| Task brief |
Can you write out the records from the first line up to and including the line with "code-line: def rebuild_tree!(root_id)", renaming "thumbs-down" to "dislike" and changing nothing else?

| Source material |
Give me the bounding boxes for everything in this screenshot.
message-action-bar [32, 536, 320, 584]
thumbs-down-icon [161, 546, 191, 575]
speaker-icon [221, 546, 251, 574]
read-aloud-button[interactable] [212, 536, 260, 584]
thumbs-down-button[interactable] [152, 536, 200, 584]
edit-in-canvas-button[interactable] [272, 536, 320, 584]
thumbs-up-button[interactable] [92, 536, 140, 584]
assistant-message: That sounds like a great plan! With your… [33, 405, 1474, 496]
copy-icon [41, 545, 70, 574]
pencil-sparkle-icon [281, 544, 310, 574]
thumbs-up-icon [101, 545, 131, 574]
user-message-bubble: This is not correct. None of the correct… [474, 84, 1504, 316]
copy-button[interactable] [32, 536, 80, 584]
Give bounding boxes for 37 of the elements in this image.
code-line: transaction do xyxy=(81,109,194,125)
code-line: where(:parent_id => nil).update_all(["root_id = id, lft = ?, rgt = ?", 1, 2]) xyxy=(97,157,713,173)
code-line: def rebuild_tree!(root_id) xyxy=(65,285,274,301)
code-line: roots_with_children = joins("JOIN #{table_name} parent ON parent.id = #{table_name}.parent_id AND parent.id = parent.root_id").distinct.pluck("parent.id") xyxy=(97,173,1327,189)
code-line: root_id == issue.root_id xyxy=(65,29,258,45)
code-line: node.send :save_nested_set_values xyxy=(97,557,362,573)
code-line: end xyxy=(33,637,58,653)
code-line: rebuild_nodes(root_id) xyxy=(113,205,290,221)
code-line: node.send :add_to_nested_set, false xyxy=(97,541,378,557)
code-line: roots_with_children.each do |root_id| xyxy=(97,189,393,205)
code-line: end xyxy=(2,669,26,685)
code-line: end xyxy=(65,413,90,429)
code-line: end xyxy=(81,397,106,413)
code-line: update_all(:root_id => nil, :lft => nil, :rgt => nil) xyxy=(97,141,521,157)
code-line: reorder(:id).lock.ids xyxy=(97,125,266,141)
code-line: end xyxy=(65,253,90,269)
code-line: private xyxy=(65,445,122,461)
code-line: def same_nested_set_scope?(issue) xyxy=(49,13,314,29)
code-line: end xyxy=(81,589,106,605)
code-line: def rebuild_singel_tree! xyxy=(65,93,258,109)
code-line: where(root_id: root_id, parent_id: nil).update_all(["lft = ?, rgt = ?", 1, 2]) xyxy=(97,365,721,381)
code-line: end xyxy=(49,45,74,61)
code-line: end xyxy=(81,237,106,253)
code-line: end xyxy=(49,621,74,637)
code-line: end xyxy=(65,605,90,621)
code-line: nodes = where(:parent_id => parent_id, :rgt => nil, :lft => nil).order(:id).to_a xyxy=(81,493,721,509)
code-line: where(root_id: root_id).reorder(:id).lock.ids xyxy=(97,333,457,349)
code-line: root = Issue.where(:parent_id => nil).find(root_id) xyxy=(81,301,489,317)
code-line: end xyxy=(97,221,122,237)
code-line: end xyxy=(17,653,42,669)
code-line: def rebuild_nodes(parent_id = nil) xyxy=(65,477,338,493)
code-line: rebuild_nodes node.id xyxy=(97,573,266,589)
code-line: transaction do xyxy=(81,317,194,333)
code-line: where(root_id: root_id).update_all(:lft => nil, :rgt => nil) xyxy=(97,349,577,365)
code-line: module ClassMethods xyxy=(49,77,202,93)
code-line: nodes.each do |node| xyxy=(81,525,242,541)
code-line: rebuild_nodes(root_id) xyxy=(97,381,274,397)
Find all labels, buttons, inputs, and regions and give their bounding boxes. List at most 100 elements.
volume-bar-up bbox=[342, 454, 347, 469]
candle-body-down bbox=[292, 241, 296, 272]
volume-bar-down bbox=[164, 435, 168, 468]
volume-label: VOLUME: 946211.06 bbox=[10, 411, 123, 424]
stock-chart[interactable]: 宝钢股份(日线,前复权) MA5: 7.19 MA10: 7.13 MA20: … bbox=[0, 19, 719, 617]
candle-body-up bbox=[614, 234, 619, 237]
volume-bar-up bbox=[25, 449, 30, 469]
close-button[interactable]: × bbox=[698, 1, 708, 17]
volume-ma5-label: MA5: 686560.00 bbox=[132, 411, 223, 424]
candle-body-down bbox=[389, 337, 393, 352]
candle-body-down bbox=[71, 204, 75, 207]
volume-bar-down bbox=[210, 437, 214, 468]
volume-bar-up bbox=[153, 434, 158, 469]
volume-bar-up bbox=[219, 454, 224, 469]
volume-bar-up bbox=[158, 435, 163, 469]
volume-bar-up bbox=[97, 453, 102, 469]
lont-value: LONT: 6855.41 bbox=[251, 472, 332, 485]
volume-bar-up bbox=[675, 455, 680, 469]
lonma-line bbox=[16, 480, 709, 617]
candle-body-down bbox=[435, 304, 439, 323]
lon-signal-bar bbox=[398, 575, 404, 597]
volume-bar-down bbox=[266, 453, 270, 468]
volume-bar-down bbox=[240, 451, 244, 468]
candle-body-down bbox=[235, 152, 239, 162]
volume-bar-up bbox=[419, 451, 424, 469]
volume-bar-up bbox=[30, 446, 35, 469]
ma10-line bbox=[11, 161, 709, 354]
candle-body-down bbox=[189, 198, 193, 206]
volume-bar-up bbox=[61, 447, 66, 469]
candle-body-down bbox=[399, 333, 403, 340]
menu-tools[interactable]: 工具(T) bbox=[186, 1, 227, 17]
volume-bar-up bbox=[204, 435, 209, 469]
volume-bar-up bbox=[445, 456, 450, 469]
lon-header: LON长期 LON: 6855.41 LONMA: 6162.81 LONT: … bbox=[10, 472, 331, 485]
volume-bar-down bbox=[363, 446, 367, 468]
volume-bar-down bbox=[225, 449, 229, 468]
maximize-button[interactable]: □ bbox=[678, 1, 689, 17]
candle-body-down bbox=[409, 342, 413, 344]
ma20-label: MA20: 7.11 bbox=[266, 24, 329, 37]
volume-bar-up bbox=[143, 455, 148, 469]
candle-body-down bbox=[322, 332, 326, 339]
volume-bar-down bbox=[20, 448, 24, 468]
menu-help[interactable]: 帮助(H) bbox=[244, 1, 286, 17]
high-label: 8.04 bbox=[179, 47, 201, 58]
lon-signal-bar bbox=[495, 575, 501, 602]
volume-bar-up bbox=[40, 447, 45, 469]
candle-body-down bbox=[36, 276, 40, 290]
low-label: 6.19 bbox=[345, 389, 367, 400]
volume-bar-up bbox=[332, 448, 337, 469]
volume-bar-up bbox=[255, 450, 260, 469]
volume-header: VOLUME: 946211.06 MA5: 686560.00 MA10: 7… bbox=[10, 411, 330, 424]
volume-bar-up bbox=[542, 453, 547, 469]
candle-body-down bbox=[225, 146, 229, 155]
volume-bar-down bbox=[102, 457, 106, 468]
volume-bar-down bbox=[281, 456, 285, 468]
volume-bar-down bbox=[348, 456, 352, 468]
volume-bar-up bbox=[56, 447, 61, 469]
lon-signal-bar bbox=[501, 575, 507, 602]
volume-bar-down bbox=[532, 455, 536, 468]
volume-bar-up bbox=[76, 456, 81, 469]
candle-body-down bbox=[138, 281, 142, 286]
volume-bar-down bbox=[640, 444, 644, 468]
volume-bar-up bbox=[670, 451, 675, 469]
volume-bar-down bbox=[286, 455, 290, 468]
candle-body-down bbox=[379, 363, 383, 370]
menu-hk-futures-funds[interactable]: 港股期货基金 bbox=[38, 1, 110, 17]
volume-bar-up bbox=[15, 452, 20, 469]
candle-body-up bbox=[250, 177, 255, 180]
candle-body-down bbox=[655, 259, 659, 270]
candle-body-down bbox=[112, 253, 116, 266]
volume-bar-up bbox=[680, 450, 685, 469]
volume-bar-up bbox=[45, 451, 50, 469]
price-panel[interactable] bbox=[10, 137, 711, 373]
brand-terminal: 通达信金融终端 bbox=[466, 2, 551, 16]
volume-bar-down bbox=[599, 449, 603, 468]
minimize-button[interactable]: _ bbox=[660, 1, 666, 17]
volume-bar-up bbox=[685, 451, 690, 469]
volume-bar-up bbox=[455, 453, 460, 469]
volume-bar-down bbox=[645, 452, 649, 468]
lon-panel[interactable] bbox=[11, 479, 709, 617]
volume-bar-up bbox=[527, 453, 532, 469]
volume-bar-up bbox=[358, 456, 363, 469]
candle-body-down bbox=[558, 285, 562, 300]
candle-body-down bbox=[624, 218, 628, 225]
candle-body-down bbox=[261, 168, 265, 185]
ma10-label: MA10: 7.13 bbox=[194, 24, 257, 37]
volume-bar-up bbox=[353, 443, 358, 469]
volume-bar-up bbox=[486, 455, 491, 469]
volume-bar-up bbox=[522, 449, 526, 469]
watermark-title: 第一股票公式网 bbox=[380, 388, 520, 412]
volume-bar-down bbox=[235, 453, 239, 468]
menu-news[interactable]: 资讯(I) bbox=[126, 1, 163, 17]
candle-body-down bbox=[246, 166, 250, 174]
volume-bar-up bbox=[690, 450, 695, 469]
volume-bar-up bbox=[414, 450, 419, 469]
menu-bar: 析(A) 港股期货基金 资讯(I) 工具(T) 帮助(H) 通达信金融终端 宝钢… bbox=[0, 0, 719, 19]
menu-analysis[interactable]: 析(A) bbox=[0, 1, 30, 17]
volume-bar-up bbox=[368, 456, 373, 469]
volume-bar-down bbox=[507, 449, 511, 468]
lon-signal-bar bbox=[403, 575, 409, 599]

| Solution |
Give me the bounding boxes for everything in this screenshot.
message-action-bar [32, 536, 320, 584]
dislike-icon [161, 546, 191, 575]
speaker-icon [221, 546, 251, 574]
read-aloud-button[interactable] [212, 536, 260, 584]
dislike-button[interactable] [152, 536, 200, 584]
edit-in-canvas-button[interactable] [272, 536, 320, 584]
thumbs-up-button[interactable] [92, 536, 140, 584]
assistant-message: That sounds like a great plan! With your… [33, 405, 1474, 496]
copy-icon [41, 545, 70, 574]
pencil-sparkle-icon [281, 544, 310, 574]
thumbs-up-icon [101, 545, 131, 574]
user-message-bubble: This is not correct. None of the correct… [474, 84, 1504, 316]
copy-button[interactable] [32, 536, 80, 584]
Give bounding boxes for 37 of the elements in this image.
code-line: transaction do xyxy=(81,109,194,125)
code-line: where(:parent_id => nil).update_all(["root_id = id, lft = ?, rgt = ?", 1, 2]) xyxy=(97,157,713,173)
code-line: def rebuild_tree!(root_id) xyxy=(65,285,274,301)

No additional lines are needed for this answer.